[Spatial annotation entries]
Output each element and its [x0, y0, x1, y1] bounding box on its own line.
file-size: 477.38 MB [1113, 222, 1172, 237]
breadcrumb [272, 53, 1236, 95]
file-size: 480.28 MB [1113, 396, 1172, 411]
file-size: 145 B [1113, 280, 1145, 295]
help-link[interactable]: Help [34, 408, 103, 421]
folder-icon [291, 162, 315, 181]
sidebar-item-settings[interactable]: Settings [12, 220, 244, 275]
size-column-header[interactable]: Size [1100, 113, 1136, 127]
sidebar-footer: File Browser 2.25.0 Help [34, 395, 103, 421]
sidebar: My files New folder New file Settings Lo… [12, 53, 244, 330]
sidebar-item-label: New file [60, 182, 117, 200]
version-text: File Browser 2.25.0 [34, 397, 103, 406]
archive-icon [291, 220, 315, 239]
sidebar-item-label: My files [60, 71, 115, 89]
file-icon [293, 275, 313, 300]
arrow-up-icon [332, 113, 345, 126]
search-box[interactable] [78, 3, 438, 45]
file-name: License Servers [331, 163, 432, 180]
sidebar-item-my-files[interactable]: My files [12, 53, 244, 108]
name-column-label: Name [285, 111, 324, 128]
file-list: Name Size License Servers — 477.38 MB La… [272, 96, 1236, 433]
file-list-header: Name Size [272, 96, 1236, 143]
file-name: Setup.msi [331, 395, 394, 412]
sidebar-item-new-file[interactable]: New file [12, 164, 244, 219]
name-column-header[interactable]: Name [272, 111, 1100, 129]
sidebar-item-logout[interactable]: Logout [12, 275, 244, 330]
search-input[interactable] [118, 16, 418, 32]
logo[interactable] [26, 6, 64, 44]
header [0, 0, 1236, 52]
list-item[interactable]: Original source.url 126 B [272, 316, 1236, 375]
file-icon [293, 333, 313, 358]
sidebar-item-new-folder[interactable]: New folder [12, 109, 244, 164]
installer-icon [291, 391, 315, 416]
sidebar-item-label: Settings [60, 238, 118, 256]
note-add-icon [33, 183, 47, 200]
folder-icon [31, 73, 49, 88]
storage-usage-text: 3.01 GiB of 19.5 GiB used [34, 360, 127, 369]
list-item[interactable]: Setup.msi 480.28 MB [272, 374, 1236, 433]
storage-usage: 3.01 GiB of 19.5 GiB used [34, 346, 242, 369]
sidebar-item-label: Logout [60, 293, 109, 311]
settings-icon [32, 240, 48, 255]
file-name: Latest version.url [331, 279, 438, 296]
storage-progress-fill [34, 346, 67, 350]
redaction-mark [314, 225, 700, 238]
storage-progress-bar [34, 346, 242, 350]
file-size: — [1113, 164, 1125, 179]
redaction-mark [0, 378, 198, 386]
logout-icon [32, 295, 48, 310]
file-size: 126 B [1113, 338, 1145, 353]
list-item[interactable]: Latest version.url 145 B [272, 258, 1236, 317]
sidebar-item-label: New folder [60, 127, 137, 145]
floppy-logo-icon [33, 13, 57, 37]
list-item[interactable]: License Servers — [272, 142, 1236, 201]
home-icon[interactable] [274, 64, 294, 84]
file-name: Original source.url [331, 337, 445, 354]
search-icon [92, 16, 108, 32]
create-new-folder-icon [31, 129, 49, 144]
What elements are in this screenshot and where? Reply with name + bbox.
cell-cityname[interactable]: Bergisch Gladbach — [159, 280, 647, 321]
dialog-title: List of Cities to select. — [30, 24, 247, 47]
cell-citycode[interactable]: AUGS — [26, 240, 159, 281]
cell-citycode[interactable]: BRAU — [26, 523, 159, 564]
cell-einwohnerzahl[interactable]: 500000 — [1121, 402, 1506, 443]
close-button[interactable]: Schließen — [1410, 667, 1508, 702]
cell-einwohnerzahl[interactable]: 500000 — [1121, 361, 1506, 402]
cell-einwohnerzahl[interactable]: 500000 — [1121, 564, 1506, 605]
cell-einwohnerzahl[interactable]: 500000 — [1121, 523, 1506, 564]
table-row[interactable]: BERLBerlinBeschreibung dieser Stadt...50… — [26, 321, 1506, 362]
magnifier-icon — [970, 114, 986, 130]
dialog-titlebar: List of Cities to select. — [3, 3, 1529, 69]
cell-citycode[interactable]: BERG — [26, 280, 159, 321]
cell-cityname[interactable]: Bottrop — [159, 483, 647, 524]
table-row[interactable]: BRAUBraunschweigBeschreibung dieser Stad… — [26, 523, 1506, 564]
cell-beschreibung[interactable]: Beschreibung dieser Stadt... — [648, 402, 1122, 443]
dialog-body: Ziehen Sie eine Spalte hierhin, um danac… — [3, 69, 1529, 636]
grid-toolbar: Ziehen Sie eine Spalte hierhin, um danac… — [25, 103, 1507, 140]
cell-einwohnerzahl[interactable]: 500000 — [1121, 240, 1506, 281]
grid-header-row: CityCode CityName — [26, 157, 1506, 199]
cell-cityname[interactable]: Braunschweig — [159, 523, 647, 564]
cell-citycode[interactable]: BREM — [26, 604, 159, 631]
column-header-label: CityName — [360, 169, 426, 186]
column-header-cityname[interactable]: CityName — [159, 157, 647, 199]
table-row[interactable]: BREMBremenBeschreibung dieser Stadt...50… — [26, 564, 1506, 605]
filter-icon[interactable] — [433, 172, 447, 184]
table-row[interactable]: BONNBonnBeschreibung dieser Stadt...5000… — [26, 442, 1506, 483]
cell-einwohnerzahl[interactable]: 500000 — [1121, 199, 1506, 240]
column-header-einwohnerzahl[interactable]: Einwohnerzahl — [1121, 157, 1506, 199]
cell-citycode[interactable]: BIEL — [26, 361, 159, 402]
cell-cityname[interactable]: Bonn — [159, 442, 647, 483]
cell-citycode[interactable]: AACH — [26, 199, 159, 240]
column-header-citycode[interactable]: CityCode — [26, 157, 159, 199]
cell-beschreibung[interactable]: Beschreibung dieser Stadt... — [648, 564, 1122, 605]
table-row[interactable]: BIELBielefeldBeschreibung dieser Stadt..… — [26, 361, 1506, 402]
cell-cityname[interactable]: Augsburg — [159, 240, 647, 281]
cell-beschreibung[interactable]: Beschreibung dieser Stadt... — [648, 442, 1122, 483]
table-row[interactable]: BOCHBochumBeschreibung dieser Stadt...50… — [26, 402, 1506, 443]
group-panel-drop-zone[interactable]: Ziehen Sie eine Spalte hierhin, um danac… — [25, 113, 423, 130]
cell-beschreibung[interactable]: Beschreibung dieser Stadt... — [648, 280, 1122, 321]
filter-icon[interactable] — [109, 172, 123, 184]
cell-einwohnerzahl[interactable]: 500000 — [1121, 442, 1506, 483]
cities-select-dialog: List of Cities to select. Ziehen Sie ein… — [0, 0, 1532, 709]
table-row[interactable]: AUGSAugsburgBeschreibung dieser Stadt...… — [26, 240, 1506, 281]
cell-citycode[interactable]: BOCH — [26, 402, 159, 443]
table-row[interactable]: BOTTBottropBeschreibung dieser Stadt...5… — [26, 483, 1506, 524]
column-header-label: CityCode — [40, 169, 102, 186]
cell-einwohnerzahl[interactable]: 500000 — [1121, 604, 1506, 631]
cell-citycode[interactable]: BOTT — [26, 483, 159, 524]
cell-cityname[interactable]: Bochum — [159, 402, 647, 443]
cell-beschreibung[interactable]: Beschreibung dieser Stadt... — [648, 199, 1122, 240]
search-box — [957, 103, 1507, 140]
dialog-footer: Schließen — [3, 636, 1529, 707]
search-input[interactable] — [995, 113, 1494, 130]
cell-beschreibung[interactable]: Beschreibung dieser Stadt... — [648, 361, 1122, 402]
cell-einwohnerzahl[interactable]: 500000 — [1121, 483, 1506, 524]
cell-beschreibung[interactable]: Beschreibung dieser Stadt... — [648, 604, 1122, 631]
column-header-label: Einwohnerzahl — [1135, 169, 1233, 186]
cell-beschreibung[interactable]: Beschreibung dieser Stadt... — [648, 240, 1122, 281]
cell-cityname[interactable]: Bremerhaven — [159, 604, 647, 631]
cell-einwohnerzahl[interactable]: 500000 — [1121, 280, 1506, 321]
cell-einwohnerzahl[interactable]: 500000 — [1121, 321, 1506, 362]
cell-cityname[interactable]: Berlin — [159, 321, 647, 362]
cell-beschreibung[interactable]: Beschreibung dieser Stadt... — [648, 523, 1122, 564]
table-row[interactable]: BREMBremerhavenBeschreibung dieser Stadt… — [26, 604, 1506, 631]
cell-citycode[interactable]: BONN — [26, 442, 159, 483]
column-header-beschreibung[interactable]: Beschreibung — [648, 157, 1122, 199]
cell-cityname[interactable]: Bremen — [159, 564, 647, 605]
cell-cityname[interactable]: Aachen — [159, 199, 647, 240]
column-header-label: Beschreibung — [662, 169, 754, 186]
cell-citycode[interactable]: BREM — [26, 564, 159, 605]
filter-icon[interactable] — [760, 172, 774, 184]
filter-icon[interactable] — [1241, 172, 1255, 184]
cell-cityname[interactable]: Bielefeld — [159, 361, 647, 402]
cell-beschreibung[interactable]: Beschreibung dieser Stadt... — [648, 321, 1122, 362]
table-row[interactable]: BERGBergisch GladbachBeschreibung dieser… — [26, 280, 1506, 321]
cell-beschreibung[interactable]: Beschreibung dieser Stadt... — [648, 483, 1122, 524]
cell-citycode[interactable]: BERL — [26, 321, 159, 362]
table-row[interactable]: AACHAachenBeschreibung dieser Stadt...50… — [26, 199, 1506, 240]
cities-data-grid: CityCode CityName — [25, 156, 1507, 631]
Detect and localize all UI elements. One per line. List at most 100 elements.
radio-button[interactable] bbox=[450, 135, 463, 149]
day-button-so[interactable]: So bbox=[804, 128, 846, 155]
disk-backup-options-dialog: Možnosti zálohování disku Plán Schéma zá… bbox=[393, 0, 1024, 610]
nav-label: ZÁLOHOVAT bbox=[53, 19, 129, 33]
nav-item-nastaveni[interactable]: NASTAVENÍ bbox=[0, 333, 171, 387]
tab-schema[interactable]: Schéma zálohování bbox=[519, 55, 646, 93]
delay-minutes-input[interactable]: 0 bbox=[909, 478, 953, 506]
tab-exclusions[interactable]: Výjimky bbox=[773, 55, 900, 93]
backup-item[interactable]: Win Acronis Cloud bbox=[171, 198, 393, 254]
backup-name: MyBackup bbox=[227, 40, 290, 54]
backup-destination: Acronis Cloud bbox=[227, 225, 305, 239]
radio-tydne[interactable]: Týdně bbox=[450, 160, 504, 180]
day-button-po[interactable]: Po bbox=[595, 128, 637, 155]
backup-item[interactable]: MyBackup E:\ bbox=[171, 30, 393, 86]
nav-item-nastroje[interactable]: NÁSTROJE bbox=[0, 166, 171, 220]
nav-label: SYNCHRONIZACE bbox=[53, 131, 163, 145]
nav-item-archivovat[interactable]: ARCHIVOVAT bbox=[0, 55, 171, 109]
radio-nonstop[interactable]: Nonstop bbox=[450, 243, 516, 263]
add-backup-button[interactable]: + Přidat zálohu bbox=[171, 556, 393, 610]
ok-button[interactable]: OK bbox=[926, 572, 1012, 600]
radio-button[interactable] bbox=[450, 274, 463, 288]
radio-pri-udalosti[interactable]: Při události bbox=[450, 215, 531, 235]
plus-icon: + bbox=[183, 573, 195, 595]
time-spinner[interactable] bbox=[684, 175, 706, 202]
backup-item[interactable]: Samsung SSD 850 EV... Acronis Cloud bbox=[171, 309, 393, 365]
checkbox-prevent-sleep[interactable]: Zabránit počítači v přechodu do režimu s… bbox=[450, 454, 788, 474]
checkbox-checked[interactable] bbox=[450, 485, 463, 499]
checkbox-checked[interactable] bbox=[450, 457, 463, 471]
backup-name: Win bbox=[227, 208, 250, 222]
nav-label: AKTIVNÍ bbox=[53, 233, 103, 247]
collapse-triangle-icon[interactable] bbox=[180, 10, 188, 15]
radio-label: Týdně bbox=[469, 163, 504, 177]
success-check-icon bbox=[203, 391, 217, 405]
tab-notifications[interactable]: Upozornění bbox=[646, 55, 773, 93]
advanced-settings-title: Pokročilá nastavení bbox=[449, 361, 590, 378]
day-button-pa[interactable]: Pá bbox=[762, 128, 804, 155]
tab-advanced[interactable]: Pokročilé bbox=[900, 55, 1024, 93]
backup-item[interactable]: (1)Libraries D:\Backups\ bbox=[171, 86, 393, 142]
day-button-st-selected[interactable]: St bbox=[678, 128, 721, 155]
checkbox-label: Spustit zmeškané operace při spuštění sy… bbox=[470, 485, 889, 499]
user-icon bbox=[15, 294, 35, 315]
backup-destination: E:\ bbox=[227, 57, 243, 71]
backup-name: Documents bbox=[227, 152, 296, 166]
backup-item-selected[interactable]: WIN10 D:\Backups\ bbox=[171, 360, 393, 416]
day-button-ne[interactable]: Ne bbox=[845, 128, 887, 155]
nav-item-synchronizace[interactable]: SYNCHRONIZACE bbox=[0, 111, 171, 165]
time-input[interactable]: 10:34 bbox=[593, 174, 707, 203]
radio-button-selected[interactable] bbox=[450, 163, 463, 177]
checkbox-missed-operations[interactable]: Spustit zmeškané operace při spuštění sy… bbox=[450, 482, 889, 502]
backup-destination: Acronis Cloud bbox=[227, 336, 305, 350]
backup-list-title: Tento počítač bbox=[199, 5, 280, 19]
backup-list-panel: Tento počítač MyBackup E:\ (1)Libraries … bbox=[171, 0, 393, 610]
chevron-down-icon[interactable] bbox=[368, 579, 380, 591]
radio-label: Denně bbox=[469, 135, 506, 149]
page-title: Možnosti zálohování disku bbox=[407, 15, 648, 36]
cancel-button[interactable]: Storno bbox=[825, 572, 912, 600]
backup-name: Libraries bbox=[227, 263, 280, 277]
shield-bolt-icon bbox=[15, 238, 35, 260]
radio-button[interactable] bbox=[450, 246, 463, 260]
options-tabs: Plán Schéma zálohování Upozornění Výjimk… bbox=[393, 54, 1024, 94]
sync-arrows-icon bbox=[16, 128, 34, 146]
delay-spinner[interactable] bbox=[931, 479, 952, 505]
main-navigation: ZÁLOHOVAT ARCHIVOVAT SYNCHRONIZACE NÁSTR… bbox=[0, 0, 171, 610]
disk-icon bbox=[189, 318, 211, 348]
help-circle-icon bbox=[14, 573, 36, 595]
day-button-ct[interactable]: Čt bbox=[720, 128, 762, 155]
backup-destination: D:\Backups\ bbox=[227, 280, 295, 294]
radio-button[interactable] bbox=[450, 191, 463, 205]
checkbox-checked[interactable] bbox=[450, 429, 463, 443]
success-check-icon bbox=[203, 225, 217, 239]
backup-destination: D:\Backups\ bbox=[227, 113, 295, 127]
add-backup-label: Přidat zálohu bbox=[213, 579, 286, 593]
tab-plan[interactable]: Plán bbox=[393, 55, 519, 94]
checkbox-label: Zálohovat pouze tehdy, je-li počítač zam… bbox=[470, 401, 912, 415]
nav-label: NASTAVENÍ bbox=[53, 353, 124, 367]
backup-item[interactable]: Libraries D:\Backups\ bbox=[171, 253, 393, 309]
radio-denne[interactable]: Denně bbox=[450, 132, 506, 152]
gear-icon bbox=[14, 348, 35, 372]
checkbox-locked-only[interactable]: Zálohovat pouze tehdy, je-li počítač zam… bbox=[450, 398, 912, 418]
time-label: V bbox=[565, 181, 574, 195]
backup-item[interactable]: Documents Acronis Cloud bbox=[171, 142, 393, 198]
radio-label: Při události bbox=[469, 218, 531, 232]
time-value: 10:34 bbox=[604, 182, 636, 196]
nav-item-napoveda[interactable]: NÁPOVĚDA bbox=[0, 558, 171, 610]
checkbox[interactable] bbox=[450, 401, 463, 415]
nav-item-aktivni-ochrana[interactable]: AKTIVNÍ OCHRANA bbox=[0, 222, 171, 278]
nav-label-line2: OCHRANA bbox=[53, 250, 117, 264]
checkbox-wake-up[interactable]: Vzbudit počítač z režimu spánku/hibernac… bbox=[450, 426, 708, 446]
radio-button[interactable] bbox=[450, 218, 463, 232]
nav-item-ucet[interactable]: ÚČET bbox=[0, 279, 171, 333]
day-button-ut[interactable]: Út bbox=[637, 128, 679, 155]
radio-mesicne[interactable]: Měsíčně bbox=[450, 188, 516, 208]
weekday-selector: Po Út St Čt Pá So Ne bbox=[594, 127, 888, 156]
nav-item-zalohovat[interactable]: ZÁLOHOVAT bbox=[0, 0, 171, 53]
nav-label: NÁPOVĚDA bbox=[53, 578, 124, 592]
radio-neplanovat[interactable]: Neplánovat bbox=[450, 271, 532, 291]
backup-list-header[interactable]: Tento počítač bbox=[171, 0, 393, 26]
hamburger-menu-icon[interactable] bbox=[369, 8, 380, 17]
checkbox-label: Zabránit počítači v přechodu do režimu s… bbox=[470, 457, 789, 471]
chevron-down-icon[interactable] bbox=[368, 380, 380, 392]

▶ [Objective]: Quote the rows verbatim from the first row through the line containing "header [0, 0, 1236, 52]", including both of those lines.

▶ [Output]:
Output each element and its [x0, y0, x1, y1] bounding box on its own line.
file-size: 477.38 MB [1113, 222, 1172, 237]
breadcrumb [272, 53, 1236, 95]
file-size: 480.28 MB [1113, 396, 1172, 411]
file-size: 145 B [1113, 280, 1145, 295]
help-link[interactable]: Help [34, 408, 103, 421]
folder-icon [291, 162, 315, 181]
sidebar-item-settings[interactable]: Settings [12, 220, 244, 275]
size-column-header[interactable]: Size [1100, 113, 1136, 127]
sidebar-footer: File Browser 2.25.0 Help [34, 395, 103, 421]
sidebar: My files New folder New file Settings Lo… [12, 53, 244, 330]
sidebar-item-label: New file [60, 182, 117, 200]
version-text: File Browser 2.25.0 [34, 397, 103, 406]
archive-icon [291, 220, 315, 239]
sidebar-item-label: My files [60, 71, 115, 89]
file-icon [293, 275, 313, 300]
arrow-up-icon [332, 113, 345, 126]
search-box[interactable] [78, 3, 438, 45]
file-name: License Servers [331, 163, 432, 180]
sidebar-item-my-files[interactable]: My files [12, 53, 244, 108]
name-column-label: Name [285, 111, 324, 128]
file-list: Name Size License Servers — 477.38 MB La… [272, 96, 1236, 433]
file-list-header: Name Size [272, 96, 1236, 143]
file-name: Setup.msi [331, 395, 394, 412]
sidebar-item-new-file[interactable]: New file [12, 164, 244, 219]
name-column-header[interactable]: Name [272, 111, 1100, 129]
sidebar-item-logout[interactable]: Logout [12, 275, 244, 330]
search-input[interactable] [118, 16, 418, 32]
logo[interactable] [26, 6, 64, 44]
header [0, 0, 1236, 52]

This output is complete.